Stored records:
--- Start ---

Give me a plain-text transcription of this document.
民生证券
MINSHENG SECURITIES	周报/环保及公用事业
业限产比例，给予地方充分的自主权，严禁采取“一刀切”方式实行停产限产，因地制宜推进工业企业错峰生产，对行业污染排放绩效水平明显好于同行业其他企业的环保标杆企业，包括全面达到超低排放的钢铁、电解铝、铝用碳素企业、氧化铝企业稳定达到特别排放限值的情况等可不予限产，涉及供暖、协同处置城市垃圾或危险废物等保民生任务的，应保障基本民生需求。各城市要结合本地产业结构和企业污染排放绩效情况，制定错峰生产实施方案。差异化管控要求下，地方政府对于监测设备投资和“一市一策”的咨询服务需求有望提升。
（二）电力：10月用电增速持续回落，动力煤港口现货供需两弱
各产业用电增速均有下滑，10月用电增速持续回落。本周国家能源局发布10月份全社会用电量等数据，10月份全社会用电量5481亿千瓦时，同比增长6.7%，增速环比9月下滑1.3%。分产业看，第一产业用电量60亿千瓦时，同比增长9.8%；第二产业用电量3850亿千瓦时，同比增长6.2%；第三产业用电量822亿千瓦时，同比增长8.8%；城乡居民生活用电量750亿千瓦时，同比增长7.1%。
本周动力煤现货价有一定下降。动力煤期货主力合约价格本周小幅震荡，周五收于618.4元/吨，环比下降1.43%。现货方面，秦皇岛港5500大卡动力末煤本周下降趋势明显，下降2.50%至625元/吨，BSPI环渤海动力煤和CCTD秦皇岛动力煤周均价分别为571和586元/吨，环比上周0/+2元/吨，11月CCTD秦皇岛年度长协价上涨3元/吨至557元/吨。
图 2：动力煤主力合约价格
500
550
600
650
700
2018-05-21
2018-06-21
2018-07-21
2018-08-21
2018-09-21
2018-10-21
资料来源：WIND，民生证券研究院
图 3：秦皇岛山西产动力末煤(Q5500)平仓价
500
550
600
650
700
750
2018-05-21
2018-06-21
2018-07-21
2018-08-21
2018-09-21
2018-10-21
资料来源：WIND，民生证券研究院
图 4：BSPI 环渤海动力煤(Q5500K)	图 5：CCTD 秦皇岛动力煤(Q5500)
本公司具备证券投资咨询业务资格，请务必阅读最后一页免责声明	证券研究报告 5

--- End ---
--- Start ---

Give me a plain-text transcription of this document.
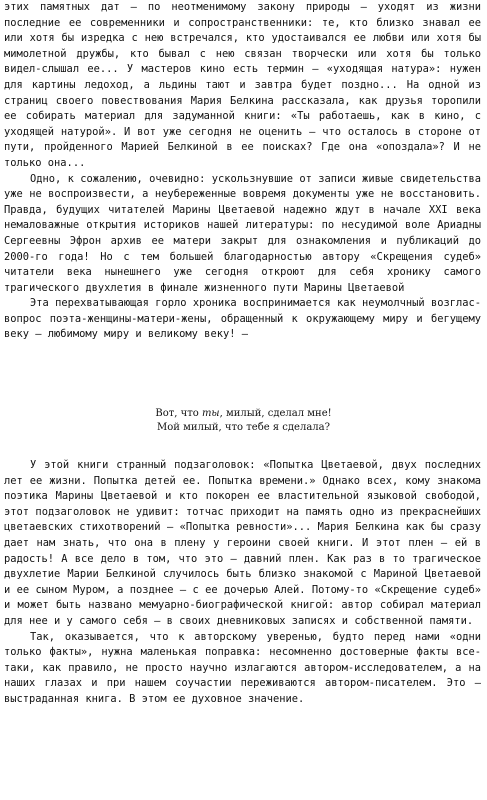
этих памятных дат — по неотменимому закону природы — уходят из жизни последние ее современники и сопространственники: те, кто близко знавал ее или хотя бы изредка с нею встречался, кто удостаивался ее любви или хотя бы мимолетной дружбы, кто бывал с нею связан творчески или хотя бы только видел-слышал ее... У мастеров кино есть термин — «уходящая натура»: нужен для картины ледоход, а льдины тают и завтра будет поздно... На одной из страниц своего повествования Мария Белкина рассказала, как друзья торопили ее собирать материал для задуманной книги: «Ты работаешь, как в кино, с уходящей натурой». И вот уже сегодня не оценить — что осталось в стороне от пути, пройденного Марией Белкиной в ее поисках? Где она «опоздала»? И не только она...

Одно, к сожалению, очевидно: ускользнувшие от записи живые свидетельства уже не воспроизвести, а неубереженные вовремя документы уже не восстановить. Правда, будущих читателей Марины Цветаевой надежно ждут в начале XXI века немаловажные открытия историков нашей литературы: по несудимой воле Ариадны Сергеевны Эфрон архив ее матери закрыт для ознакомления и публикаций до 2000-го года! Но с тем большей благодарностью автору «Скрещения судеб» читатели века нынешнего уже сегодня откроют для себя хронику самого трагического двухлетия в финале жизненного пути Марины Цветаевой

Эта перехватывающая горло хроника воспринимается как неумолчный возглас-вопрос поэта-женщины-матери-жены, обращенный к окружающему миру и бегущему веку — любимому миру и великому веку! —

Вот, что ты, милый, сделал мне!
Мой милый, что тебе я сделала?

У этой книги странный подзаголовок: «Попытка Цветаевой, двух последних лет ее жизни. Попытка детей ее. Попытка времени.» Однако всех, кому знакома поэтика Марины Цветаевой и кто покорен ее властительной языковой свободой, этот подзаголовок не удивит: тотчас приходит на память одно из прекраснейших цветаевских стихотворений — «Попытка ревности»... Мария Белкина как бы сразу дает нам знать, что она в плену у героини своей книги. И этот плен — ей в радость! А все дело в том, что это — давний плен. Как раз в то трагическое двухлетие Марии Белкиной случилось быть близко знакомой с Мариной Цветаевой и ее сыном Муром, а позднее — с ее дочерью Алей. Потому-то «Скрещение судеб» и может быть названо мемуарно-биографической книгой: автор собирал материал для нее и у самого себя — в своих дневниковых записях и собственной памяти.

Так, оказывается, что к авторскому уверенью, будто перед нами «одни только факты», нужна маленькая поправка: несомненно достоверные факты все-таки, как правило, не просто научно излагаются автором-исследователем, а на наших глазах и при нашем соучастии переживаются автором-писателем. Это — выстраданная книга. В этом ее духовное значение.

--- End ---
--- Start ---

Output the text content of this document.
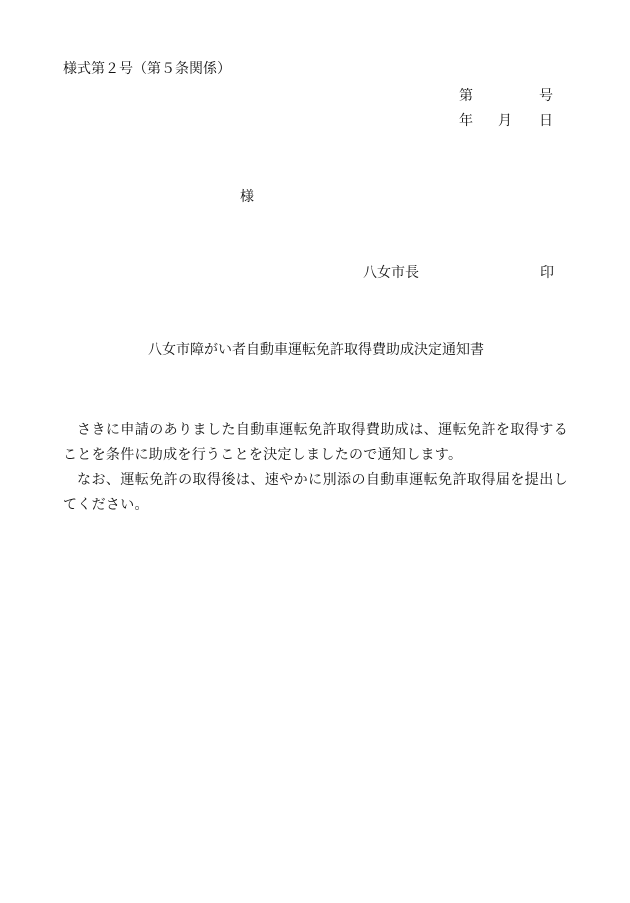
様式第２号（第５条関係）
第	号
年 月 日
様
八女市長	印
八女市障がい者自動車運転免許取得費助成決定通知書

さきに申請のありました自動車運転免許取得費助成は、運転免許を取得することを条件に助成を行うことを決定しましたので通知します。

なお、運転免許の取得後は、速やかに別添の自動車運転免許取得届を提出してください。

--- End ---

* **Exercise instructions**
Pull every line containing "близко" out of the data above.

* **Answer to this problem**
этих памятных дат — по неотменимому закону природы — уходят из жизни последние ее современники и сопространственники: те, кто близко знавал ее или хотя бы изредка с нею встречался, кто удостаивался ее любви или хотя бы мимолетной дружбы, кто бывал с нею связан творчески или хотя бы только видел-слышал ее... У мастеров кино есть термин — «уходящая натура»: нужен для картины ледоход, а льдины тают и завтра будет поздно... На одной из страниц своего повествования Мария Белкина рассказала, как друзья торопили ее собирать материал для задуманной книги: «Ты работаешь, как в кино, с уходящей натурой». И вот уже сегодня не оценить — что осталось в стороне от пути, пройденного Марией Белкиной в ее поисках? Где она «опоздала»? И не только она...
У этой книги странный подзаголовок: «Попытка Цветаевой, двух последних лет ее жизни. Попытка детей ее. Попытка времени.» Однако всех, кому знакома поэтика Марины Цветаевой и кто покорен ее властительной языковой свободой, этот подзаголовок не удивит: тотчас приходит на память одно из прекраснейших цветаевских стихотворений — «Попытка ревности»... Мария Белкина как бы сразу дает нам знать, что она в плену у героини своей книги. И этот плен — ей в радость! А все дело в том, что это — давний плен. Как раз в то трагическое двухлетие Марии Белкиной случилось быть близко знакомой с Мариной Цветаевой и ее сыном Муром, а позднее — с ее дочерью Алей. Потому-то «Скрещение судеб» и может быть названо мемуарно-биографической книгой: автор собирал материал для нее и у самого себя — в своих дневниковых записях и собственной памяти.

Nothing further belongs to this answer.